## SET EXERCISE
Every record that follows must be duplicated exactly, with images left out.

-- Begin RAW DATA --

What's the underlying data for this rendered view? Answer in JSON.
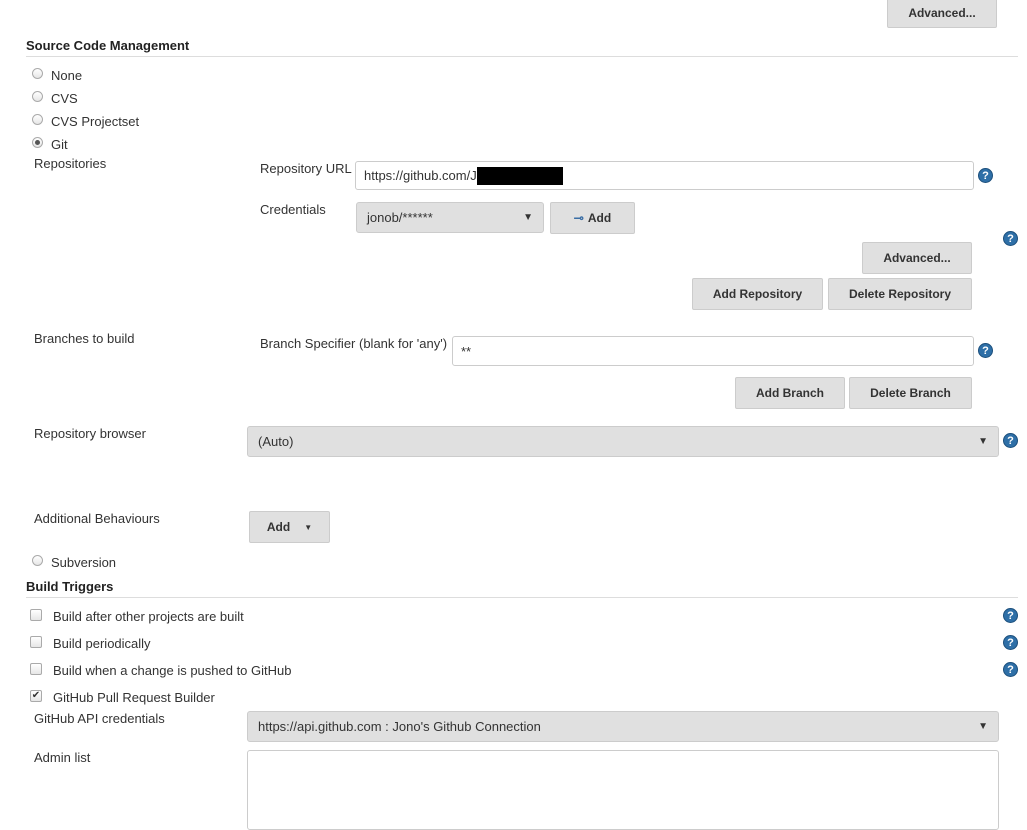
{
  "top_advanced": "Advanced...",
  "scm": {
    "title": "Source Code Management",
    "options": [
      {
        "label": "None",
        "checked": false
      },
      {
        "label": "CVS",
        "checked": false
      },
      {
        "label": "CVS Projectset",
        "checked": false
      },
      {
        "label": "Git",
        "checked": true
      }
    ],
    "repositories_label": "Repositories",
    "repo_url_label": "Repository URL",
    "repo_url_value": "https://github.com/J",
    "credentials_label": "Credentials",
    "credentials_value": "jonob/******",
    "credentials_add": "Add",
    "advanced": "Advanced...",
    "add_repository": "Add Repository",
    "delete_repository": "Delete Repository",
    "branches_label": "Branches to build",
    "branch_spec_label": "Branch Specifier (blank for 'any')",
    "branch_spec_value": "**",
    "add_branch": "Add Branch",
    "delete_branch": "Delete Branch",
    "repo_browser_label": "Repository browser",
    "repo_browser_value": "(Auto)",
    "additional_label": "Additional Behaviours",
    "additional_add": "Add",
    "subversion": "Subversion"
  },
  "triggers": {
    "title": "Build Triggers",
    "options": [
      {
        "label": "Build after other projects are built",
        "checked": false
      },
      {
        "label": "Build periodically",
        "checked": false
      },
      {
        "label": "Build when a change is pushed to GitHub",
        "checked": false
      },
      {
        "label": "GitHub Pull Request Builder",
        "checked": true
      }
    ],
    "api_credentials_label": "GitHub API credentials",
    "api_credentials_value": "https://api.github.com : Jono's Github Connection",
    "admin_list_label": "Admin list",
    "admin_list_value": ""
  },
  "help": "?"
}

-- End RAW DATA --

## WRITTEN REPLY
What's the underlying data for this rendered view? Answer in JSON.
{
  "top_advanced": "Advanced...",
  "scm": {
    "title": "Source Code Management",
    "options": [
      {
        "label": "None",
        "checked": false
      },
      {
        "label": "CVS",
        "checked": false
      },
      {
        "label": "CVS Projectset",
        "checked": false
      },
      {
        "label": "Git",
        "checked": true
      }
    ],
    "repositories_label": "Repositories",
    "repo_url_label": "Repository URL",
    "repo_url_value": "https://github.com/J",
    "credentials_label": "Credentials",
    "credentials_value": "jonob/******",
    "credentials_add": "Add",
    "advanced": "Advanced...",
    "add_repository": "Add Repository",
    "delete_repository": "Delete Repository",
    "branches_label": "Branches to build",
    "branch_spec_label": "Branch Specifier (blank for 'any')",
    "branch_spec_value": "**",
    "add_branch": "Add Branch",
    "delete_branch": "Delete Branch",
    "repo_browser_label": "Repository browser",
    "repo_browser_value": "(Auto)",
    "additional_label": "Additional Behaviours",
    "additional_add": "Add",
    "subversion": "Subversion"
  },
  "triggers": {
    "title": "Build Triggers",
    "options": [
      {
        "label": "Build after other projects are built",
        "checked": false
      },
      {
        "label": "Build periodically",
        "checked": false
      },
      {
        "label": "Build when a change is pushed to GitHub",
        "checked": false
      },
      {
        "label": "GitHub Pull Request Builder",
        "checked": true
      }
    ],
    "api_credentials_label": "GitHub API credentials",
    "api_credentials_value": "https://api.github.com : Jono's Github Connection",
    "admin_list_label": "Admin list",
    "admin_list_value": ""
  },
  "help": "?"
}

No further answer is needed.